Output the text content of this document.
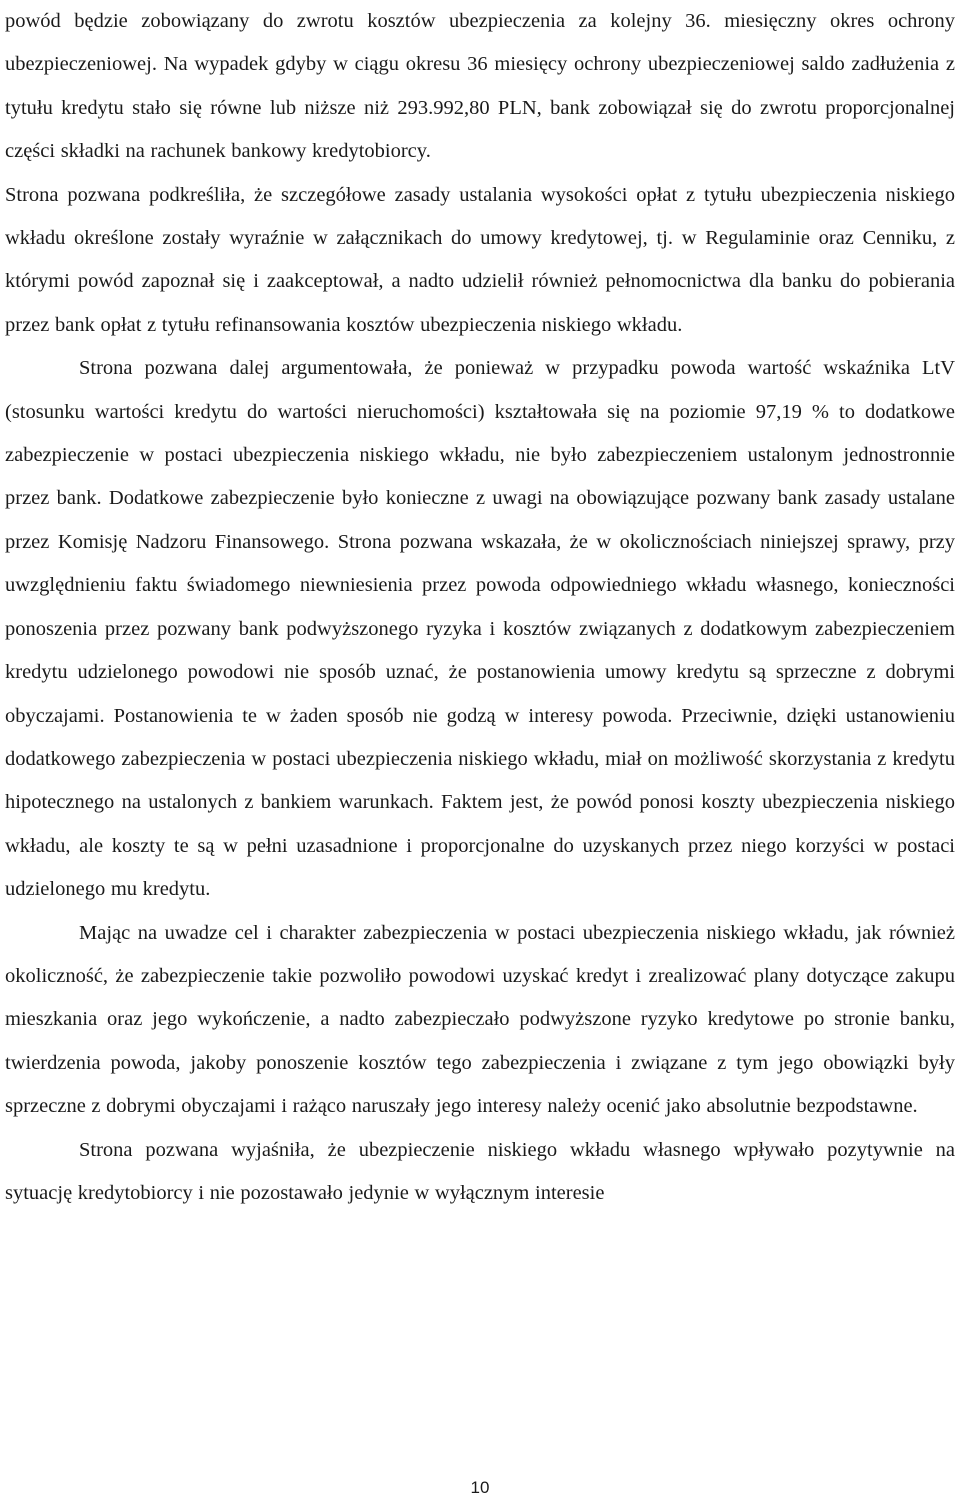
powód będzie zobowiązany do zwrotu kosztów ubezpieczenia za kolejny 36. miesięczny okres ochrony ubezpieczeniowej. Na wypadek gdyby w ciągu okresu 36 miesięcy ochrony ubezpieczeniowej saldo zadłużenia z tytułu kredytu stało się równe lub niższe niż 293.992,80 PLN, bank zobowiązał się do zwrotu proporcjonalnej części składki na rachunek bankowy kredytobiorcy.

Strona pozwana podkreśliła, że szczegółowe zasady ustalania wysokości opłat z tytułu ubezpieczenia niskiego wkładu określone zostały wyraźnie w załącznikach do umowy kredytowej, tj. w Regulaminie oraz Cenniku, z którymi powód zapoznał się i zaakceptował, a nadto udzielił również pełnomocnictwa dla banku do pobierania przez bank opłat z tytułu refinansowania kosztów ubezpieczenia niskiego wkładu.

Strona pozwana dalej argumentowała, że ponieważ w przypadku powoda wartość wskaźnika LtV (stosunku wartości kredytu do wartości nieruchomości) kształtowała się na poziomie 97,19 % to dodatkowe zabezpieczenie w postaci ubezpieczenia niskiego wkładu, nie było zabezpieczeniem ustalonym jednostronnie przez bank. Dodatkowe zabezpieczenie było konieczne z uwagi na obowiązujące pozwany bank zasady ustalane przez Komisję Nadzoru Finansowego. Strona pozwana wskazała, że w okolicznościach niniejszej sprawy, przy uwzględnieniu faktu świadomego niewniesienia przez powoda odpowiedniego wkładu własnego, konieczności ponoszenia przez pozwany bank podwyższonego ryzyka i kosztów związanych z dodatkowym zabezpieczeniem kredytu udzielonego powodowi nie sposób uznać, że postanowienia umowy kredytu są sprzeczne z dobrymi obyczajami. Postanowienia te w żaden sposób nie godzą w interesy powoda. Przeciwnie, dzięki ustanowieniu dodatkowego zabezpieczenia w postaci ubezpieczenia niskiego wkładu, miał on możliwość skorzystania z kredytu hipotecznego na ustalonych z bankiem warunkach. Faktem jest, że powód ponosi koszty ubezpieczenia niskiego wkładu, ale koszty te są w pełni uzasadnione i proporcjonalne do uzyskanych przez niego korzyści w postaci udzielonego mu kredytu.

Mając na uwadze cel i charakter zabezpieczenia w postaci ubezpieczenia niskiego wkładu, jak również okoliczność, że zabezpieczenie takie pozwoliło powodowi uzyskać kredyt i zrealizować plany dotyczące zakupu mieszkania oraz jego wykończenie, a nadto zabezpieczało podwyższone ryzyko kredytowe po stronie banku, twierdzenia powoda, jakoby ponoszenie kosztów tego zabezpieczenia i związane z tym jego obowiązki były sprzeczne z dobrymi obyczajami i rażąco naruszały jego interesy należy ocenić jako absolutnie bezpodstawne.

Strona pozwana wyjaśniła, że ubezpieczenie niskiego wkładu własnego wpływało pozytywnie na sytuację kredytobiorcy i nie pozostawało jedynie w wyłącznym interesie

10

THE PROBLEM:
Give every line above again exactly, with no pictures.

EXPECTED ANSWER:
Output the text content of this document.
powód będzie zobowiązany do zwrotu kosztów ubezpieczenia za kolejny 36. miesięczny okres ochrony ubezpieczeniowej. Na wypadek gdyby w ciągu okresu 36 miesięcy ochrony ubezpieczeniowej saldo zadłużenia z tytułu kredytu stało się równe lub niższe niż 293.992,80 PLN, bank zobowiązał się do zwrotu proporcjonalnej części składki na rachunek bankowy kredytobiorcy.

Strona pozwana podkreśliła, że szczegółowe zasady ustalania wysokości opłat z tytułu ubezpieczenia niskiego wkładu określone zostały wyraźnie w załącznikach do umowy kredytowej, tj. w Regulaminie oraz Cenniku, z którymi powód zapoznał się i zaakceptował, a nadto udzielił również pełnomocnictwa dla banku do pobierania przez bank opłat z tytułu refinansowania kosztów ubezpieczenia niskiego wkładu.

Strona pozwana dalej argumentowała, że ponieważ w przypadku powoda wartość wskaźnika LtV (stosunku wartości kredytu do wartości nieruchomości) kształtowała się na poziomie 97,19 % to dodatkowe zabezpieczenie w postaci ubezpieczenia niskiego wkładu, nie było zabezpieczeniem ustalonym jednostronnie przez bank. Dodatkowe zabezpieczenie było konieczne z uwagi na obowiązujące pozwany bank zasady ustalane przez Komisję Nadzoru Finansowego. Strona pozwana wskazała, że w okolicznościach niniejszej sprawy, przy uwzględnieniu faktu świadomego niewniesienia przez powoda odpowiedniego wkładu własnego, konieczności ponoszenia przez pozwany bank podwyższonego ryzyka i kosztów związanych z dodatkowym zabezpieczeniem kredytu udzielonego powodowi nie sposób uznać, że postanowienia umowy kredytu są sprzeczne z dobrymi obyczajami. Postanowienia te w żaden sposób nie godzą w interesy powoda. Przeciwnie, dzięki ustanowieniu dodatkowego zabezpieczenia w postaci ubezpieczenia niskiego wkładu, miał on możliwość skorzystania z kredytu hipotecznego na ustalonych z bankiem warunkach. Faktem jest, że powód ponosi koszty ubezpieczenia niskiego wkładu, ale koszty te są w pełni uzasadnione i proporcjonalne do uzyskanych przez niego korzyści w postaci udzielonego mu kredytu.

Mając na uwadze cel i charakter zabezpieczenia w postaci ubezpieczenia niskiego wkładu, jak również okoliczność, że zabezpieczenie takie pozwoliło powodowi uzyskać kredyt i zrealizować plany dotyczące zakupu mieszkania oraz jego wykończenie, a nadto zabezpieczało podwyższone ryzyko kredytowe po stronie banku, twierdzenia powoda, jakoby ponoszenie kosztów tego zabezpieczenia i związane z tym jego obowiązki były sprzeczne z dobrymi obyczajami i rażąco naruszały jego interesy należy ocenić jako absolutnie bezpodstawne.

Strona pozwana wyjaśniła, że ubezpieczenie niskiego wkładu własnego wpływało pozytywnie na sytuację kredytobiorcy i nie pozostawało jedynie w wyłącznym interesie

10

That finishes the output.